| Requirement |
Copy each line of the records that holds the string "superordinated".

| Input rows |
◆ ◆ ◆
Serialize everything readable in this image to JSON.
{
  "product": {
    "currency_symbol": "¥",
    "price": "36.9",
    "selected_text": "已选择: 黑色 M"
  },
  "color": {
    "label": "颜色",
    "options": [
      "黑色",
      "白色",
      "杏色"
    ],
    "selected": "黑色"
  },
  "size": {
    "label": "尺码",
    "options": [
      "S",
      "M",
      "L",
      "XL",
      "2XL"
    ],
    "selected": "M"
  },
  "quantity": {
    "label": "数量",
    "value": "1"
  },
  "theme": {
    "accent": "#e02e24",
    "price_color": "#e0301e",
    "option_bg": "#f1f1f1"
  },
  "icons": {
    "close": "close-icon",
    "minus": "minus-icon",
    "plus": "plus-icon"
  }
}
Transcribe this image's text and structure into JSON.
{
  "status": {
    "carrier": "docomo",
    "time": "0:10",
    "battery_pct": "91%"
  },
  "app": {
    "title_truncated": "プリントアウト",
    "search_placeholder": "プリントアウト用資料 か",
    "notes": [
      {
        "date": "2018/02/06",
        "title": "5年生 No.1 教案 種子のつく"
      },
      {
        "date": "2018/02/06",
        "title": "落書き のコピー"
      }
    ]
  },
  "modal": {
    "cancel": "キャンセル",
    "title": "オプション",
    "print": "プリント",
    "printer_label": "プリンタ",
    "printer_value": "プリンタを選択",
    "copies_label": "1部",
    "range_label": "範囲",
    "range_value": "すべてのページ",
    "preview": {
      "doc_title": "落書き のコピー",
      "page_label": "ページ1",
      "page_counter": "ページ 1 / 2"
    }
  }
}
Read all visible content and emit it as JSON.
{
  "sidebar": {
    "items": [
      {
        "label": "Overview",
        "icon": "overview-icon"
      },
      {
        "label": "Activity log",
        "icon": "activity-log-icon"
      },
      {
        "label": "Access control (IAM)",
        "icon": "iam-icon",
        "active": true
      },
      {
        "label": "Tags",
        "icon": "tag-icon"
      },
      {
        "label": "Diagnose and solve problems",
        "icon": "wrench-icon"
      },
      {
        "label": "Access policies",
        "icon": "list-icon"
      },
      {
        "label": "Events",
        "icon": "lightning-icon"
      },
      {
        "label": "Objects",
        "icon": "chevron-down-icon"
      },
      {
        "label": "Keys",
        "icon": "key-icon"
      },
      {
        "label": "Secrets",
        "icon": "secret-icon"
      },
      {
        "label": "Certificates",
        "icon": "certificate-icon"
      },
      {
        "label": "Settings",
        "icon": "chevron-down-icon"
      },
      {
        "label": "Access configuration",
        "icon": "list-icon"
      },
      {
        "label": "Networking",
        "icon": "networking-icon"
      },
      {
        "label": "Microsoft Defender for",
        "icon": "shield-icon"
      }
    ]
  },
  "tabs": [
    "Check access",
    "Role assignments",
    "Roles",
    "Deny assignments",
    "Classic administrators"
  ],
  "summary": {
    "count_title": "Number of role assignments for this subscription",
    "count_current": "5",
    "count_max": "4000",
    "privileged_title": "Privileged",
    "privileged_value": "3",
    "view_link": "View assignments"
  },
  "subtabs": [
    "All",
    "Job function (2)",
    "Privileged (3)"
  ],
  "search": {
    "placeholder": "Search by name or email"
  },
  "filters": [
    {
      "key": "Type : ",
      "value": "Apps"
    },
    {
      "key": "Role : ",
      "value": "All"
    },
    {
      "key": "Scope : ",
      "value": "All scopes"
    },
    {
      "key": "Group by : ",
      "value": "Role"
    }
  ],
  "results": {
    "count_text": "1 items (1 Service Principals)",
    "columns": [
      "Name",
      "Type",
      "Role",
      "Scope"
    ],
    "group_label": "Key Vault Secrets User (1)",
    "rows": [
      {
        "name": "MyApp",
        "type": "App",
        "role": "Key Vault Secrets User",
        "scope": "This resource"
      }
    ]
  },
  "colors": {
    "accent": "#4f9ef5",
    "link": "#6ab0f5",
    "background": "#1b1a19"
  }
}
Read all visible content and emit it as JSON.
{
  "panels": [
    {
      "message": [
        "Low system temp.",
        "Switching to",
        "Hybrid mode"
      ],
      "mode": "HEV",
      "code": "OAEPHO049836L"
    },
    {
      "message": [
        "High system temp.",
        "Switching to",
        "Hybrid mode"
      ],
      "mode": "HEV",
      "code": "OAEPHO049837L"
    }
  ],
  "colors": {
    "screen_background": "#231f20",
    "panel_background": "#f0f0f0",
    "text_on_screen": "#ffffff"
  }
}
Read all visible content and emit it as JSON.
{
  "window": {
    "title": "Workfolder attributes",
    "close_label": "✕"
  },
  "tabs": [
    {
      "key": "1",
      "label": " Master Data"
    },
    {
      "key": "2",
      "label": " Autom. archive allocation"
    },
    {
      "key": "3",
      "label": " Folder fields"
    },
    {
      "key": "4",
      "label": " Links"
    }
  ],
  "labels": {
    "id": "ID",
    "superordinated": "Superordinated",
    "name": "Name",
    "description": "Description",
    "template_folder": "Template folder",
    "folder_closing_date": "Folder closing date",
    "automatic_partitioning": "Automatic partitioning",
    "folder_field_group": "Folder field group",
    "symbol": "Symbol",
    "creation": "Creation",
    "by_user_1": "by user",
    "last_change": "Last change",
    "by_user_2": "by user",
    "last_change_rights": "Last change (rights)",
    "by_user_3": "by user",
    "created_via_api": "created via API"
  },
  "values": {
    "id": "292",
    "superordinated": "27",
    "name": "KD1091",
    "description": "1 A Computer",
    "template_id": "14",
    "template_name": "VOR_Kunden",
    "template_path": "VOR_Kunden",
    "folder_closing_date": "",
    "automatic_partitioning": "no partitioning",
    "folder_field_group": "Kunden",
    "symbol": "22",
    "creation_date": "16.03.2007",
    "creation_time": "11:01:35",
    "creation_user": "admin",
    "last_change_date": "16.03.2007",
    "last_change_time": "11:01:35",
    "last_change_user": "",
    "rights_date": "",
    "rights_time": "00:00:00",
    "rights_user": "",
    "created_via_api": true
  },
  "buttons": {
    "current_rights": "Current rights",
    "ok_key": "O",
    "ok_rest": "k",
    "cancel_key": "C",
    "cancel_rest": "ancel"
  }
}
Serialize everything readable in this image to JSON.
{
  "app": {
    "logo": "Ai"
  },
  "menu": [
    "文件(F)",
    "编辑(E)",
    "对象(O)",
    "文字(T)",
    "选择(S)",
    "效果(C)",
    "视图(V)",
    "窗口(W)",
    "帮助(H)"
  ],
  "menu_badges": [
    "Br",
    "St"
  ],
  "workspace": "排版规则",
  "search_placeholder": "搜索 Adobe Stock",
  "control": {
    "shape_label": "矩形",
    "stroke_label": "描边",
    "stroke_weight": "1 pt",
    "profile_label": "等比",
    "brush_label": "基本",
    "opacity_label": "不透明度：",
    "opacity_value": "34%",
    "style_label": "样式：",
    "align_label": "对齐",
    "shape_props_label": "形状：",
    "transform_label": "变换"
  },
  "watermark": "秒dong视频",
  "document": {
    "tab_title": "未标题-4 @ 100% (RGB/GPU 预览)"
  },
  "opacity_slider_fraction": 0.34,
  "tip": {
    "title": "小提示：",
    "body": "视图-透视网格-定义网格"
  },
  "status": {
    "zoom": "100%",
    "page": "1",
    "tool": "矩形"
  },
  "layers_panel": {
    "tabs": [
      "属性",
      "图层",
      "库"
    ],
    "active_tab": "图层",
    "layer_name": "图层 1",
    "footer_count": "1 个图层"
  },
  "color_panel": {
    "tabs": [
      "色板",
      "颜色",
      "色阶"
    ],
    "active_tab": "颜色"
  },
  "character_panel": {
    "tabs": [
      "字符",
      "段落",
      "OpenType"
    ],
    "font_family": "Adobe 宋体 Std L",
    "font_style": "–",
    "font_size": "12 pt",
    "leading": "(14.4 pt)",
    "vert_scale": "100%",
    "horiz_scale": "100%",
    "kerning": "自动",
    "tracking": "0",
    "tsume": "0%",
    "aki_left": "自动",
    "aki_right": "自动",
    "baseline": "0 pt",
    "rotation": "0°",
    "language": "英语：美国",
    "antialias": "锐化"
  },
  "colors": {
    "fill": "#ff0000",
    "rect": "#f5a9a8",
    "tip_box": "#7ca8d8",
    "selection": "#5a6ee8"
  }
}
◆ ◆ ◆
| Solution to this problem |
    "superordinated": "Superordinated",
    "superordinated": "27",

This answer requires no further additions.